[start of Task data]

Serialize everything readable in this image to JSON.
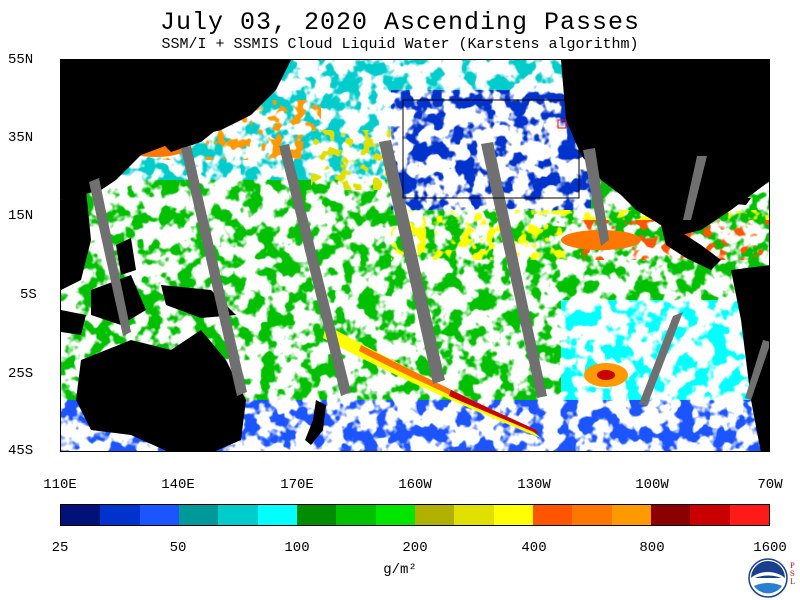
{
  "header": {
    "title": "July 03, 2020  Ascending Passes",
    "subtitle": "SSM/I + SSMIS Cloud Liquid Water (Karstens algorithm)"
  },
  "map": {
    "lat_labels": [
      "55N",
      "35N",
      "15N",
      "5S",
      "25S",
      "45S"
    ],
    "lon_labels": [
      "110E",
      "140E",
      "170E",
      "160W",
      "130W",
      "100W",
      "70W"
    ],
    "land_color": "#000000",
    "no_data_color": "#707070",
    "ocean_clear_color": "#ffffff"
  },
  "colorbar": {
    "colors": [
      "#00127a",
      "#0033cc",
      "#1a55ff",
      "#009999",
      "#00cccc",
      "#00ffff",
      "#008c00",
      "#00c000",
      "#00e600",
      "#b0b000",
      "#e0e000",
      "#ffff00",
      "#ff5500",
      "#ff7700",
      "#ff9900",
      "#8b0000",
      "#c80000",
      "#ff1a1a"
    ],
    "tick_labels": [
      "25",
      "50",
      "100",
      "200",
      "400",
      "800",
      "1600"
    ],
    "units": "g/m²"
  },
  "logo": {
    "name": "NOAA",
    "side_text": "P S L"
  }
}
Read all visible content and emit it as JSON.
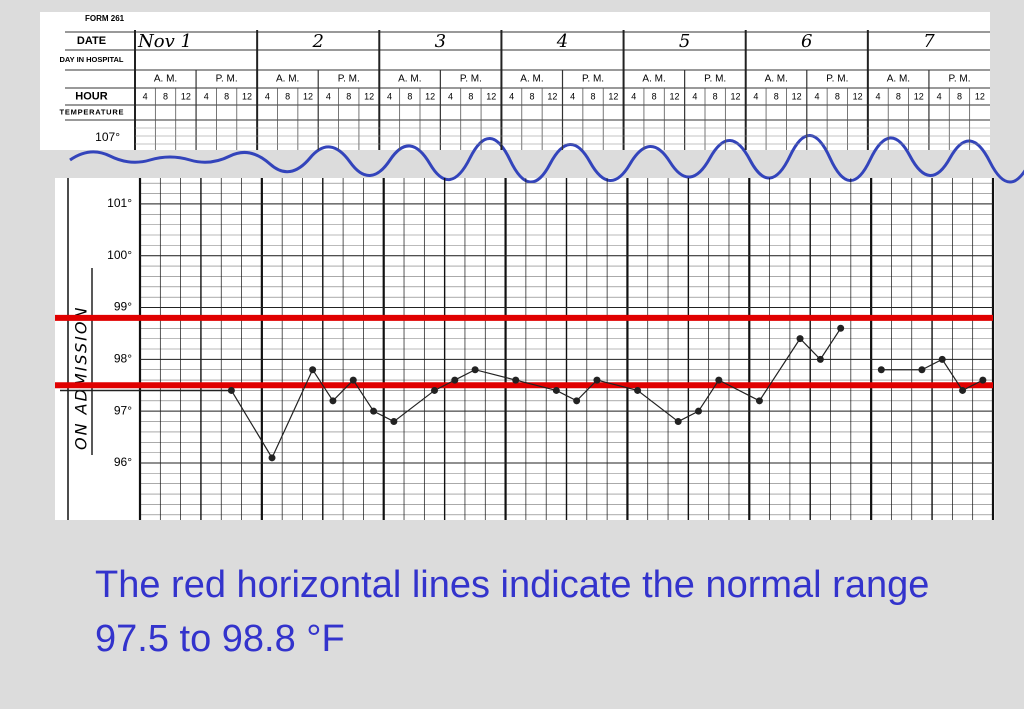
{
  "form": {
    "form_number": "FORM 261",
    "row_labels": [
      "DATE",
      "DAY IN HOSPITAL",
      "HOUR",
      "TEMPERATURE"
    ],
    "dates": [
      "Nov 1",
      "2",
      "3",
      "4",
      "5",
      "6",
      "7"
    ],
    "periods": [
      "A. M.",
      "P. M."
    ],
    "hours": [
      "4",
      "8",
      "12"
    ],
    "top_temperature": "107°"
  },
  "chart_data": {
    "type": "line",
    "annotation": "ON ADMISSION",
    "color": "#222222",
    "x": [
      20,
      28,
      36,
      40,
      44,
      48,
      52,
      60,
      64,
      68,
      76,
      84,
      88,
      92,
      100,
      108,
      112,
      116,
      124,
      132,
      136,
      140,
      144,
      148,
      156,
      160,
      164,
      168
    ],
    "values": [
      97.4,
      96.1,
      97.8,
      97.2,
      97.6,
      97.0,
      96.8,
      97.4,
      97.6,
      97.8,
      97.6,
      97.4,
      97.2,
      97.6,
      97.4,
      96.8,
      97.0,
      97.6,
      97.2,
      98.4,
      98.0,
      98.6,
      null,
      97.8,
      97.8,
      98.0,
      97.4,
      97.6
    ],
    "xlim": [
      2,
      170
    ],
    "ylim": [
      94.9,
      101.5
    ],
    "yticks": [
      {
        "value": 96,
        "label": "96°"
      },
      {
        "value": 97,
        "label": "97°"
      },
      {
        "value": 98,
        "label": "98°"
      },
      {
        "value": 99,
        "label": "99°"
      },
      {
        "value": 100,
        "label": "100°"
      },
      {
        "value": 101,
        "label": "101°"
      }
    ],
    "reference_lines": {
      "values": [
        97.5,
        98.8
      ],
      "color": "#e00000"
    }
  },
  "caption": "The red horizontal lines indicate the normal range 97.5 to 98.8 °F"
}
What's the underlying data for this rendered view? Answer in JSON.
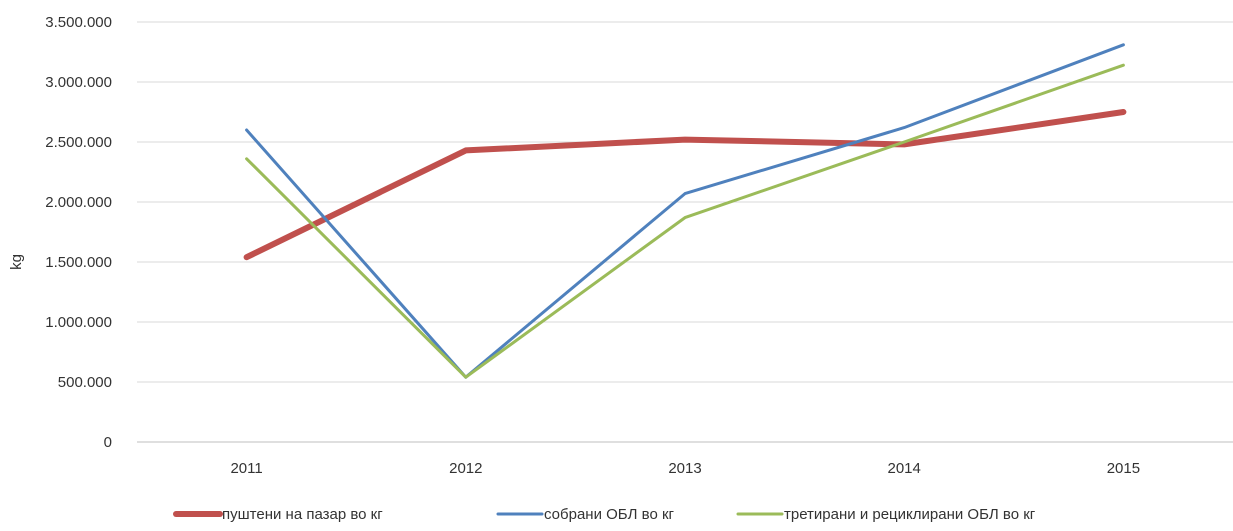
{
  "chart_data": {
    "type": "line",
    "title": "",
    "xlabel": "",
    "ylabel": "kg",
    "categories": [
      "2011",
      "2012",
      "2013",
      "2014",
      "2015"
    ],
    "ylim": [
      0,
      3500000
    ],
    "yticks": [
      0,
      500000,
      1000000,
      1500000,
      2000000,
      2500000,
      3000000,
      3500000
    ],
    "ytick_labels": [
      "0",
      "500.000",
      "1.000.000",
      "1.500.000",
      "2.000.000",
      "2.500.000",
      "3.000.000",
      "3.500.000"
    ],
    "grid": true,
    "legend_position": "bottom",
    "series": [
      {
        "name": "пуштени на пазар  во кг",
        "color": "#c0504d",
        "values": [
          1540000,
          2430000,
          2520000,
          2480000,
          2750000
        ]
      },
      {
        "name": "собрани ОБЛ  во кг",
        "color": "#4f81bd",
        "values": [
          2600000,
          540000,
          2070000,
          2620000,
          3310000
        ]
      },
      {
        "name": "третирани и рециклирани  ОБЛ  во кг",
        "color": "#9bbb59",
        "values": [
          2360000,
          540000,
          1870000,
          2500000,
          3140000
        ]
      }
    ]
  }
}
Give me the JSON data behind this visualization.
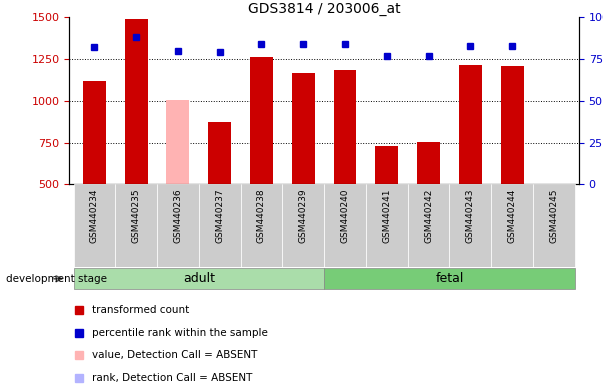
{
  "title": "GDS3814 / 203006_at",
  "samples": [
    "GSM440234",
    "GSM440235",
    "GSM440236",
    "GSM440237",
    "GSM440238",
    "GSM440239",
    "GSM440240",
    "GSM440241",
    "GSM440242",
    "GSM440243",
    "GSM440244",
    "GSM440245"
  ],
  "bar_values": [
    1120,
    1490,
    1005,
    875,
    1260,
    1165,
    1185,
    730,
    755,
    1215,
    1210,
    null
  ],
  "bar_absent": [
    false,
    false,
    true,
    false,
    false,
    false,
    false,
    false,
    false,
    false,
    false,
    true
  ],
  "rank_values": [
    82,
    88,
    80,
    79,
    84,
    84,
    84,
    77,
    77,
    83,
    83,
    null
  ],
  "rank_absent": [
    false,
    false,
    false,
    false,
    false,
    false,
    false,
    false,
    false,
    false,
    false,
    true
  ],
  "adult_count": 6,
  "fetal_count": 6,
  "ylim_left": [
    500,
    1500
  ],
  "ylim_right": [
    0,
    100
  ],
  "yticks_left": [
    500,
    750,
    1000,
    1250,
    1500
  ],
  "yticks_right": [
    0,
    25,
    50,
    75,
    100
  ],
  "bar_color_normal": "#cc0000",
  "bar_color_absent": "#ffb3b3",
  "rank_color_normal": "#0000cc",
  "rank_color_absent": "#b3b3ff",
  "adult_bg": "#aaddaa",
  "fetal_bg": "#77cc77",
  "sample_label_bg": "#cccccc",
  "group_label_adult": "adult",
  "group_label_fetal": "fetal",
  "stage_label": "development stage",
  "legend_items": [
    {
      "label": "transformed count",
      "color": "#cc0000"
    },
    {
      "label": "percentile rank within the sample",
      "color": "#0000cc"
    },
    {
      "label": "value, Detection Call = ABSENT",
      "color": "#ffb3b3"
    },
    {
      "label": "rank, Detection Call = ABSENT",
      "color": "#b3b3ff"
    }
  ]
}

[end of Task data]

Repeat the material above verbatim. Leave the pictures behind.

Serialize everything readable in this image to JSON.
{
  "header": {
    "title": "July 03, 2020  Ascending Passes",
    "subtitle": "SSM/I + SSMIS Cloud Liquid Water (Karstens algorithm)"
  },
  "map": {
    "lat_labels": [
      "55N",
      "35N",
      "15N",
      "5S",
      "25S",
      "45S"
    ],
    "lon_labels": [
      "110E",
      "140E",
      "170E",
      "160W",
      "130W",
      "100W",
      "70W"
    ],
    "land_color": "#000000",
    "no_data_color": "#707070",
    "ocean_clear_color": "#ffffff"
  },
  "colorbar": {
    "colors": [
      "#00127a",
      "#0033cc",
      "#1a55ff",
      "#009999",
      "#00cccc",
      "#00ffff",
      "#008c00",
      "#00c000",
      "#00e600",
      "#b0b000",
      "#e0e000",
      "#ffff00",
      "#ff5500",
      "#ff7700",
      "#ff9900",
      "#8b0000",
      "#c80000",
      "#ff1a1a"
    ],
    "tick_labels": [
      "25",
      "50",
      "100",
      "200",
      "400",
      "800",
      "1600"
    ],
    "units": "g/m²"
  },
  "logo": {
    "name": "NOAA",
    "side_text": "P S L"
  }
}
Read all visible content and emit it as JSON.
{
  "form": {
    "form_number": "FORM 261",
    "row_labels": [
      "DATE",
      "DAY IN HOSPITAL",
      "HOUR",
      "TEMPERATURE"
    ],
    "dates": [
      "Nov 1",
      "2",
      "3",
      "4",
      "5",
      "6",
      "7"
    ],
    "periods": [
      "A. M.",
      "P. M."
    ],
    "hours": [
      "4",
      "8",
      "12"
    ],
    "top_temperature": "107°"
  },
  "chart_data": {
    "type": "line",
    "annotation": "ON ADMISSION",
    "color": "#222222",
    "x": [
      20,
      28,
      36,
      40,
      44,
      48,
      52,
      60,
      64,
      68,
      76,
      84,
      88,
      92,
      100,
      108,
      112,
      116,
      124,
      132,
      136,
      140,
      144,
      148,
      156,
      160,
      164,
      168
    ],
    "values": [
      97.4,
      96.1,
      97.8,
      97.2,
      97.6,
      97.0,
      96.8,
      97.4,
      97.6,
      97.8,
      97.6,
      97.4,
      97.2,
      97.6,
      97.4,
      96.8,
      97.0,
      97.6,
      97.2,
      98.4,
      98.0,
      98.6,
      null,
      97.8,
      97.8,
      98.0,
      97.4,
      97.6
    ],
    "xlim": [
      2,
      170
    ],
    "ylim": [
      94.9,
      101.5
    ],
    "yticks": [
      {
        "value": 96,
        "label": "96°"
      },
      {
        "value": 97,
        "label": "97°"
      },
      {
        "value": 98,
        "label": "98°"
      },
      {
        "value": 99,
        "label": "99°"
      },
      {
        "value": 100,
        "label": "100°"
      },
      {
        "value": 101,
        "label": "101°"
      }
    ],
    "reference_lines": {
      "values": [
        97.5,
        98.8
      ],
      "color": "#e00000"
    }
  },
  "caption": "The red horizontal lines indicate the normal range 97.5 to 98.8 °F"
}
What's the underlying data for this rendered view? Answer in JSON.
{
  "chart_data": {
    "type": "line",
    "title": "",
    "xlabel": "",
    "ylabel": "kg",
    "categories": [
      "2011",
      "2012",
      "2013",
      "2014",
      "2015"
    ],
    "ylim": [
      0,
      3500000
    ],
    "yticks": [
      0,
      500000,
      1000000,
      1500000,
      2000000,
      2500000,
      3000000,
      3500000
    ],
    "ytick_labels": [
      "0",
      "500.000",
      "1.000.000",
      "1.500.000",
      "2.000.000",
      "2.500.000",
      "3.000.000",
      "3.500.000"
    ],
    "grid": true,
    "legend_position": "bottom",
    "series": [
      {
        "name": "пуштени на пазар  во кг",
        "color": "#c0504d",
        "values": [
          1540000,
          2430000,
          2520000,
          2480000,
          2750000
        ]
      },
      {
        "name": "собрани ОБЛ  во кг",
        "color": "#4f81bd",
        "values": [
          2600000,
          540000,
          2070000,
          2620000,
          3310000
        ]
      },
      {
        "name": "третирани и рециклирани  ОБЛ  во кг",
        "color": "#9bbb59",
        "values": [
          2360000,
          540000,
          1870000,
          2500000,
          3140000
        ]
      }
    ]
  }
}
Give me the JSON data behind this visualization.
{
  "title": "GDS3814 / 203006_at",
  "samples": [
    "GSM440234",
    "GSM440235",
    "GSM440236",
    "GSM440237",
    "GSM440238",
    "GSM440239",
    "GSM440240",
    "GSM440241",
    "GSM440242",
    "GSM440243",
    "GSM440244",
    "GSM440245"
  ],
  "bar_values": [
    1120,
    1490,
    1005,
    875,
    1260,
    1165,
    1185,
    730,
    755,
    1215,
    1210,
    null
  ],
  "bar_absent": [
    false,
    false,
    true,
    false,
    false,
    false,
    false,
    false,
    false,
    false,
    false,
    true
  ],
  "rank_values": [
    82,
    88,
    80,
    79,
    84,
    84,
    84,
    77,
    77,
    83,
    83,
    null
  ],
  "rank_absent": [
    false,
    false,
    false,
    false,
    false,
    false,
    false,
    false,
    false,
    false,
    false,
    true
  ],
  "adult_count": 6,
  "fetal_count": 6,
  "ylim_left": [
    500,
    1500
  ],
  "ylim_right": [
    0,
    100
  ],
  "yticks_left": [
    500,
    750,
    1000,
    1250,
    1500
  ],
  "yticks_right": [
    0,
    25,
    50,
    75,
    100
  ],
  "bar_color_normal": "#cc0000",
  "bar_color_absent": "#ffb3b3",
  "rank_color_normal": "#0000cc",
  "rank_color_absent": "#b3b3ff",
  "adult_bg": "#aaddaa",
  "fetal_bg": "#77cc77",
  "sample_label_bg": "#cccccc",
  "group_label_adult": "adult",
  "group_label_fetal": "fetal",
  "stage_label": "development stage",
  "legend_items": [
    {
      "label": "transformed count",
      "color": "#cc0000"
    },
    {
      "label": "percentile rank within the sample",
      "color": "#0000cc"
    },
    {
      "label": "value, Detection Call = ABSENT",
      "color": "#ffb3b3"
    },
    {
      "label": "rank, Detection Call = ABSENT",
      "color": "#b3b3ff"
    }
  ]
}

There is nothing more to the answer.